OBJECTIVE -> Copy out all the lines where "plain" shows up.

□ □ □ □ □

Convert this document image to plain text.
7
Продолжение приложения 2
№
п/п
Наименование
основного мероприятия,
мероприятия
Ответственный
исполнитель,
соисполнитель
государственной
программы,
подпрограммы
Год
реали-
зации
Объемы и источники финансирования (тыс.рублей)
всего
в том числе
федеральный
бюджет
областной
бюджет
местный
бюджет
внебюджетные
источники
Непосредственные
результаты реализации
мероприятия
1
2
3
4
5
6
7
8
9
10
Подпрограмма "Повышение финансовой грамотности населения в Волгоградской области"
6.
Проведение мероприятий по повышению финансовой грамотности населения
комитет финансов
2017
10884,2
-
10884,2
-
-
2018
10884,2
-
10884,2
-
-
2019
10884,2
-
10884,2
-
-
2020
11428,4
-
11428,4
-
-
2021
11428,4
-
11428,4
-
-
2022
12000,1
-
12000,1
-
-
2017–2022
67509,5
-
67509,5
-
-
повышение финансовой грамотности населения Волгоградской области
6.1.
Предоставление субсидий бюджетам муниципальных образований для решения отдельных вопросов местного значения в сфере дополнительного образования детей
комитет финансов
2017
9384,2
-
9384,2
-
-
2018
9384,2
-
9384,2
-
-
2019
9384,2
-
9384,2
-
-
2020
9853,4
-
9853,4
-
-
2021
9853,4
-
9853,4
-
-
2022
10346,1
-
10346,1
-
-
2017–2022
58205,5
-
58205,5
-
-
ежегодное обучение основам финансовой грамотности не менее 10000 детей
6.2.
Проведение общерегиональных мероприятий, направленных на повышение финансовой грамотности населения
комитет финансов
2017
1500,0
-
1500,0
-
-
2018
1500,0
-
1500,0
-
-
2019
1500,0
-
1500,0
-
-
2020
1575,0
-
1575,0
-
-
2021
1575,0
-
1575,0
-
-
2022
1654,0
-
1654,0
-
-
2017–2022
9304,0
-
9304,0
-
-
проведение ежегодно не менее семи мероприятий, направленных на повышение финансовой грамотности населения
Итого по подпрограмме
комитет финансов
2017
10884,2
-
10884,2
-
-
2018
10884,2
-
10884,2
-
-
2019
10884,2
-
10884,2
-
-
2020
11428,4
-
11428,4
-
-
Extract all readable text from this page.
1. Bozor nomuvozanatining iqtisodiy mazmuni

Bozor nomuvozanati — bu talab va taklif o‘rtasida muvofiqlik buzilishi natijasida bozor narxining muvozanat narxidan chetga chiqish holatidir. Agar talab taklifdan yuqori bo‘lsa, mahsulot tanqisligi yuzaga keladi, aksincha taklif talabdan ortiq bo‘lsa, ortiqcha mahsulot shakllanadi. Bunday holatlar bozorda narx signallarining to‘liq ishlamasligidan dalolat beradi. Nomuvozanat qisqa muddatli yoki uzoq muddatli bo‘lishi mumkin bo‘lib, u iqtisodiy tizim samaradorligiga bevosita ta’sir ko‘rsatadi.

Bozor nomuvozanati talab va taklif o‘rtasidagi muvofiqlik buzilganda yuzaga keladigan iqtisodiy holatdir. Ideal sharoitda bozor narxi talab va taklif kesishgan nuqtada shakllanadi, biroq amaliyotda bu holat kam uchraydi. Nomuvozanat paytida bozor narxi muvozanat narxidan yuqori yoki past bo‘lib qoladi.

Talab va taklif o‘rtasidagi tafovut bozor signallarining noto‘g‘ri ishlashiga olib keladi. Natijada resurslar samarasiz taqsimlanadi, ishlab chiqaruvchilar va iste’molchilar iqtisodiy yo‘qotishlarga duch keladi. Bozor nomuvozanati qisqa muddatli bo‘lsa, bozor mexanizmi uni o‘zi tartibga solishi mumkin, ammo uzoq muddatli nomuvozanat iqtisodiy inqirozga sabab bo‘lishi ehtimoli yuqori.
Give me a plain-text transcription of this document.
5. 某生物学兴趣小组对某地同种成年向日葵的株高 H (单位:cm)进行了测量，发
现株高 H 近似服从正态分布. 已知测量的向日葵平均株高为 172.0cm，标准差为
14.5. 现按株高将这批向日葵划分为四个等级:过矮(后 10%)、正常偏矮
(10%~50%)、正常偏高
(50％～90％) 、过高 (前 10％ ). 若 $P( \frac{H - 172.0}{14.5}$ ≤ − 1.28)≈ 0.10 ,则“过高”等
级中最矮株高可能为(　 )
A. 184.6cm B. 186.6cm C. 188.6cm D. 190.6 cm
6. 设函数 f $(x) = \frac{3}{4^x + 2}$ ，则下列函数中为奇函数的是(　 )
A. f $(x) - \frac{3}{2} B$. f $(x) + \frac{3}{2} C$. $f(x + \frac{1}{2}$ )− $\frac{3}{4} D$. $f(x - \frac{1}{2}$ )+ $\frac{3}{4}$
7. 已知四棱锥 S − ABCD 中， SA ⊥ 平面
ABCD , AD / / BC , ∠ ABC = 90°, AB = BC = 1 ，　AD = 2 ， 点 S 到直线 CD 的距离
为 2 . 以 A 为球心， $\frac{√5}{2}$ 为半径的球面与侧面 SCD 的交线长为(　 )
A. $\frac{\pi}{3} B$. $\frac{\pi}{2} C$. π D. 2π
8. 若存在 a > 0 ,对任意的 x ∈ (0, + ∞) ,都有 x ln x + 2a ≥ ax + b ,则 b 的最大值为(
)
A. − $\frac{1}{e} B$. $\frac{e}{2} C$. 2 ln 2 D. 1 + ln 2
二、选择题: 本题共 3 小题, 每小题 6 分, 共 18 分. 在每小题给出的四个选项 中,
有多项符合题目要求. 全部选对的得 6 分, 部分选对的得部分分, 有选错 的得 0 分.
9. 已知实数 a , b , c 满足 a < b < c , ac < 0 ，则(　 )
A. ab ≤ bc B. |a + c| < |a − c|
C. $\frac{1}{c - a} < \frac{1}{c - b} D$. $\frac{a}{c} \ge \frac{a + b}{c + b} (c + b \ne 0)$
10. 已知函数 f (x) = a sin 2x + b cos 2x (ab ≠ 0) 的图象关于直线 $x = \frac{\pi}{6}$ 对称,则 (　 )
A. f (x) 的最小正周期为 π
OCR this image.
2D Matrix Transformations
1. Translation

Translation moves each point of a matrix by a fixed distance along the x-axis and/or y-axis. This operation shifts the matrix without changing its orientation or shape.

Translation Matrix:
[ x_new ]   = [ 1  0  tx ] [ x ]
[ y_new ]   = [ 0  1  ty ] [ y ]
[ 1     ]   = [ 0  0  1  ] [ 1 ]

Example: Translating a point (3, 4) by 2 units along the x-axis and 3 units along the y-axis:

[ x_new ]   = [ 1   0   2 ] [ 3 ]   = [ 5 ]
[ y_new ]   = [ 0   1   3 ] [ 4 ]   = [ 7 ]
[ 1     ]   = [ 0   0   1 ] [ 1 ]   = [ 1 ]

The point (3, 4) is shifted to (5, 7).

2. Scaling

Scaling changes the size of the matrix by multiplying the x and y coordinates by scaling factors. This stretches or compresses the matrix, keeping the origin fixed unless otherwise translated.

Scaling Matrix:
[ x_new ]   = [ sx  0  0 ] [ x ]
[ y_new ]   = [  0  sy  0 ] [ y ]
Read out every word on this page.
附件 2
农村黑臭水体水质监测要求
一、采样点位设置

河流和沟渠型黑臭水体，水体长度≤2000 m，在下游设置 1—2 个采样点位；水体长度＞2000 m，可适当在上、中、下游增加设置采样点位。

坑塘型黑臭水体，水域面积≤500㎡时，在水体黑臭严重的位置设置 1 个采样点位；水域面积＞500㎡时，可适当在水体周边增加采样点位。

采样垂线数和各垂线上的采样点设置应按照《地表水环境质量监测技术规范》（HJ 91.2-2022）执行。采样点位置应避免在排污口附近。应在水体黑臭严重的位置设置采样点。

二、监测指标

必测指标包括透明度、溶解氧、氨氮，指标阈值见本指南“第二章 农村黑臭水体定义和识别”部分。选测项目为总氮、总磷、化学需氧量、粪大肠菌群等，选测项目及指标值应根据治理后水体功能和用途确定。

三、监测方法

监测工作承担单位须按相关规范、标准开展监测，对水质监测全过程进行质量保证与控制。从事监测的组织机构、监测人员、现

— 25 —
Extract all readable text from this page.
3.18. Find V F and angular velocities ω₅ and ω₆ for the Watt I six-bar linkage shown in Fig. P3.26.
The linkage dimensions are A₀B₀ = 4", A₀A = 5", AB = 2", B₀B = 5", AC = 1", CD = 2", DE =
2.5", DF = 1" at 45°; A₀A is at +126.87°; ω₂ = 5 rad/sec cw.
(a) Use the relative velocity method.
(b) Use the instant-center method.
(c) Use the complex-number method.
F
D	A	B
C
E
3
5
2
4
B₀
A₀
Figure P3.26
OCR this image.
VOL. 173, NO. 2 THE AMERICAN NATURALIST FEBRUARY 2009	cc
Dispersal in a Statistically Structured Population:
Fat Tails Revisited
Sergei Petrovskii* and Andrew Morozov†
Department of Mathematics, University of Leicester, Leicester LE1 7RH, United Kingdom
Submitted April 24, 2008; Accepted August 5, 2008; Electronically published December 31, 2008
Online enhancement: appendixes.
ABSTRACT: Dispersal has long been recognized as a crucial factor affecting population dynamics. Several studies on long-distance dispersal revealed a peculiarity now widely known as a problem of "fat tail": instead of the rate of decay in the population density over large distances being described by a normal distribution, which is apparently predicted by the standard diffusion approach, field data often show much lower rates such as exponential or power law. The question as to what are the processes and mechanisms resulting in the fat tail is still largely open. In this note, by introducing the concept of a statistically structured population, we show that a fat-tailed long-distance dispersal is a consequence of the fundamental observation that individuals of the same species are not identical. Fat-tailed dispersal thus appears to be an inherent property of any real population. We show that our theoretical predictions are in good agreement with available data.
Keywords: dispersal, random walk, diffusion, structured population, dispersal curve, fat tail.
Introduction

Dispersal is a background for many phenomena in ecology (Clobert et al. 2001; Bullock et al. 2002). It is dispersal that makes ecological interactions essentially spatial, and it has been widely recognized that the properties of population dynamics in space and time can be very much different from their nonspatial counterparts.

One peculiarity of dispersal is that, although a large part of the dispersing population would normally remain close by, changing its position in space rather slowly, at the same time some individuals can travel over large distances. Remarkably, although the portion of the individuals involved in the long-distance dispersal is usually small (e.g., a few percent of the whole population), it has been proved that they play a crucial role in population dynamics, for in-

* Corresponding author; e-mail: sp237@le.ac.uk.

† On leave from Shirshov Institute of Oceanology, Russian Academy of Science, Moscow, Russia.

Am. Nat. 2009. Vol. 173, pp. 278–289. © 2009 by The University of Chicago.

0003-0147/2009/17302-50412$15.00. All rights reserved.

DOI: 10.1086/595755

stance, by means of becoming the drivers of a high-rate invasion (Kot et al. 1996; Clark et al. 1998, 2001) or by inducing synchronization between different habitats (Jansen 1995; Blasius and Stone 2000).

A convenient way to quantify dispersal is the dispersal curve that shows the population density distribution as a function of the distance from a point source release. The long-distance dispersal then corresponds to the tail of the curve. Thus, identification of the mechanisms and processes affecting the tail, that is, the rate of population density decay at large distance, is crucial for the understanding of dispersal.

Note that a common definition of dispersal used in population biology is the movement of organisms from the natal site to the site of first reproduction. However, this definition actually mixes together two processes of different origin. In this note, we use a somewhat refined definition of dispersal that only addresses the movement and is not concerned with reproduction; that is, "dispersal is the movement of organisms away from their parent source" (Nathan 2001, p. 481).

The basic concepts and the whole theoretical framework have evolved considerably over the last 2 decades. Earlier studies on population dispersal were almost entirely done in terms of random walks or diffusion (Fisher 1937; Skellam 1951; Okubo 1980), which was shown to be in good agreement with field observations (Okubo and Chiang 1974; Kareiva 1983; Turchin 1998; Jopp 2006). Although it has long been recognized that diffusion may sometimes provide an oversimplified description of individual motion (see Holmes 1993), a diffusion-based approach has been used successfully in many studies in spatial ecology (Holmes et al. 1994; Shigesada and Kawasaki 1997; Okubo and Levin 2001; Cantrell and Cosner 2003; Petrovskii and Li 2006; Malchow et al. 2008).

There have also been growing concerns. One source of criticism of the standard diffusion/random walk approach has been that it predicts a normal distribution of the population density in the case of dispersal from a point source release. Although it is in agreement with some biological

□ □ □ □ □

RESPONSE BELOW ->
Convert this document image to plain text.
Give me a plain-text transcription of this document.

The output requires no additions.